Work to be completed :: Quote, word for word, only the lines running from the line with "Transcribe this image's" through the end of the listing. Leave out the pictures.

## begin

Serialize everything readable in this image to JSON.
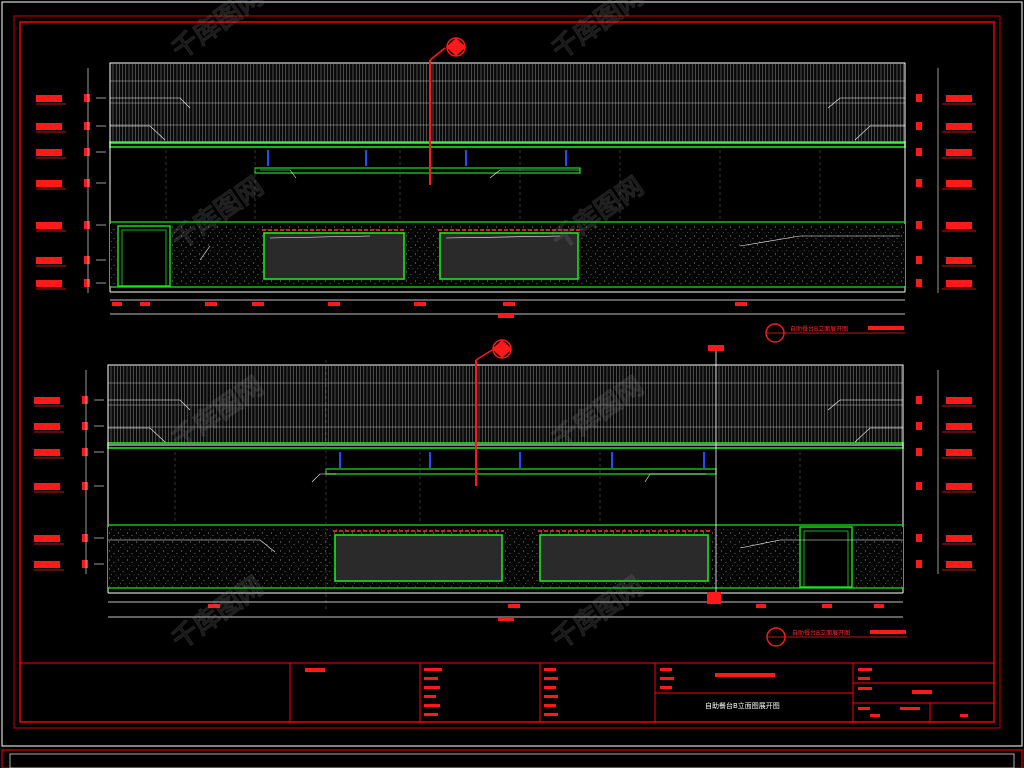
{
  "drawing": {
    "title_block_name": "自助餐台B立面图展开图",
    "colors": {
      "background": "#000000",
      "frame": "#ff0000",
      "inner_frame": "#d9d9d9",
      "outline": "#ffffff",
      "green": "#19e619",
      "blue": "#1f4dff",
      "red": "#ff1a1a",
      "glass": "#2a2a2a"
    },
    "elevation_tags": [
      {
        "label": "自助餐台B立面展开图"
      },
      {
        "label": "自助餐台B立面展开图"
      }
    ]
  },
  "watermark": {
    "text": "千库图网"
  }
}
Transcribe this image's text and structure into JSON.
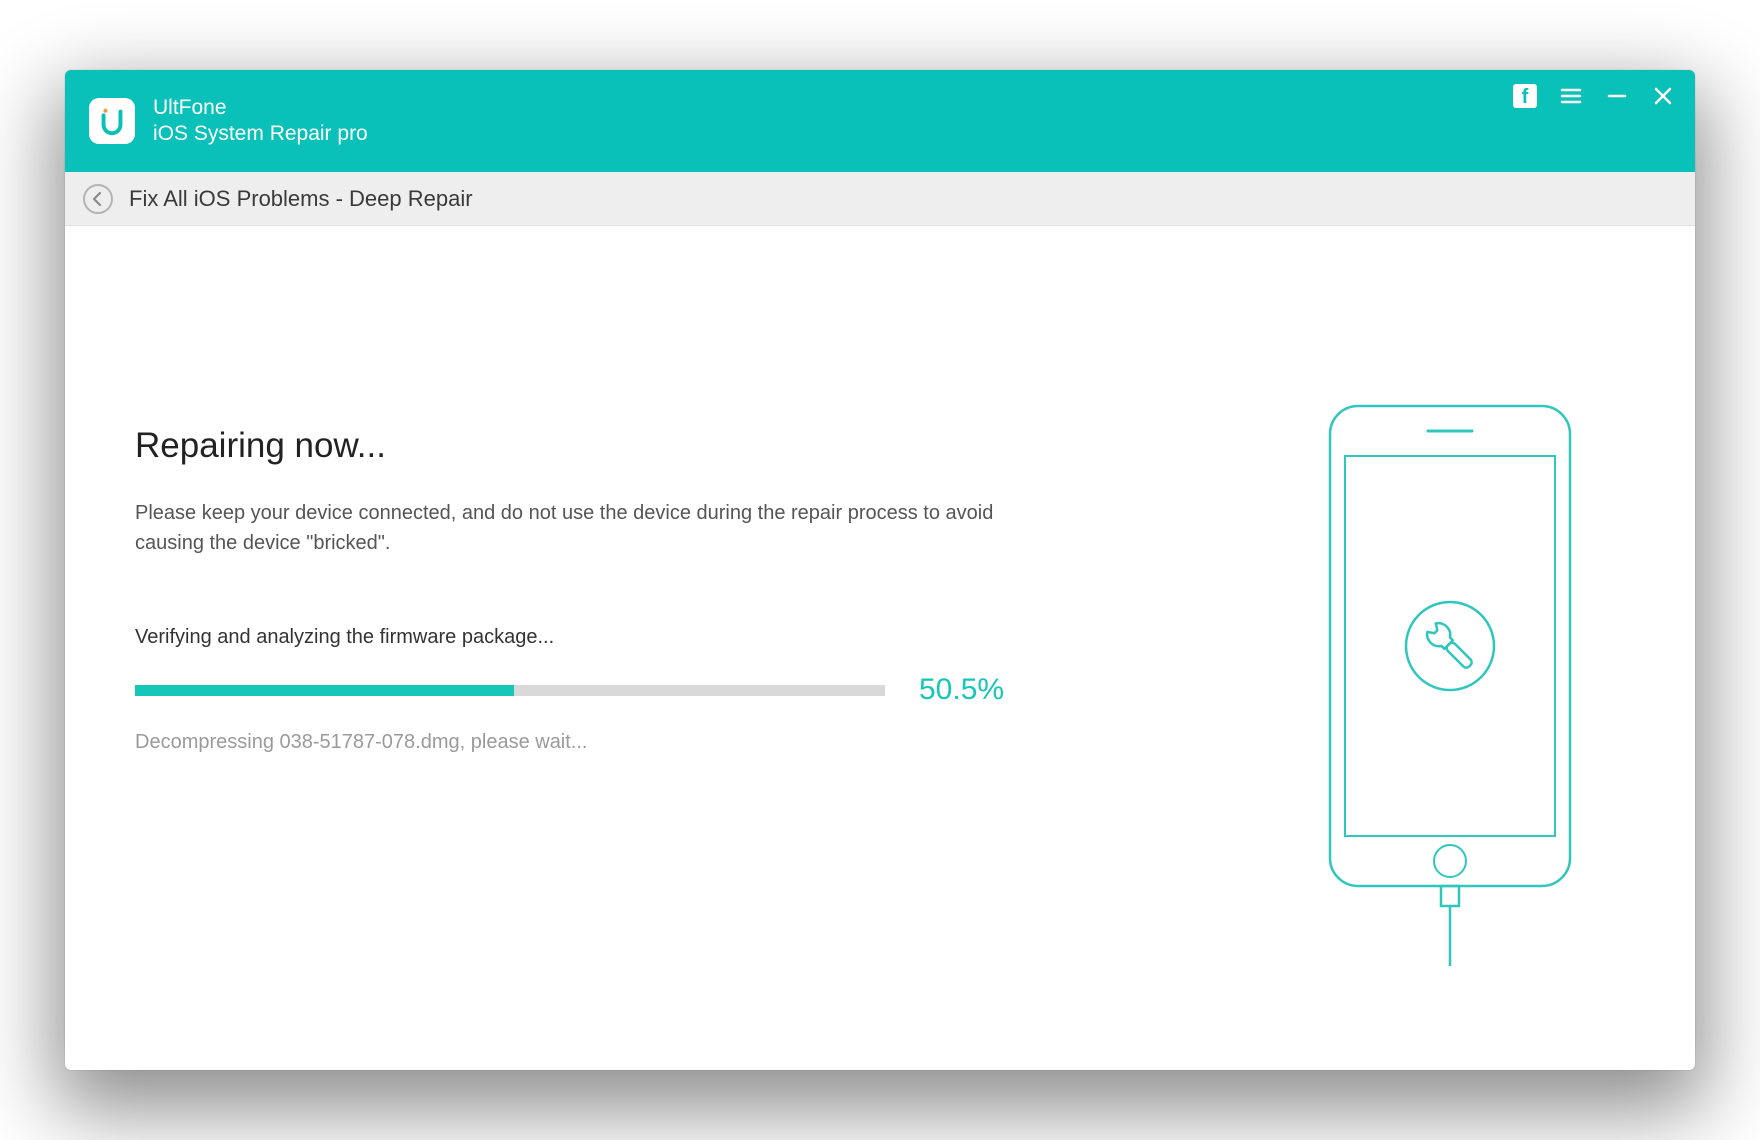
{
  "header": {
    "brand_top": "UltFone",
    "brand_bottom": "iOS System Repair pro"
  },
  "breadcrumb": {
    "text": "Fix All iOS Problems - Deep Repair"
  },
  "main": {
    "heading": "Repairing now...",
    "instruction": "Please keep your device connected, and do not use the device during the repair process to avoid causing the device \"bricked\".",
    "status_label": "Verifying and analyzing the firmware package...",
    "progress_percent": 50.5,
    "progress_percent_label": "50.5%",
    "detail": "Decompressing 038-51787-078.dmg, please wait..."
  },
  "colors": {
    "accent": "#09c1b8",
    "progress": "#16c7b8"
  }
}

## end

Complete response ::
Transcribe this image's text and structure into JSON.
{
  "header": {
    "brand_top": "UltFone",
    "brand_bottom": "iOS System Repair pro"
  },
  "breadcrumb": {
    "text": "Fix All iOS Problems - Deep Repair"
  },
  "main": {
    "heading": "Repairing now...",
    "instruction": "Please keep your device connected, and do not use the device during the repair process to avoid causing the device \"bricked\".",
    "status_label": "Verifying and analyzing the firmware package...",
    "progress_percent": 50.5,
    "progress_percent_label": "50.5%",
    "detail": "Decompressing 038-51787-078.dmg, please wait..."
  },
  "colors": {
    "accent": "#09c1b8",
    "progress": "#16c7b8"
  }
}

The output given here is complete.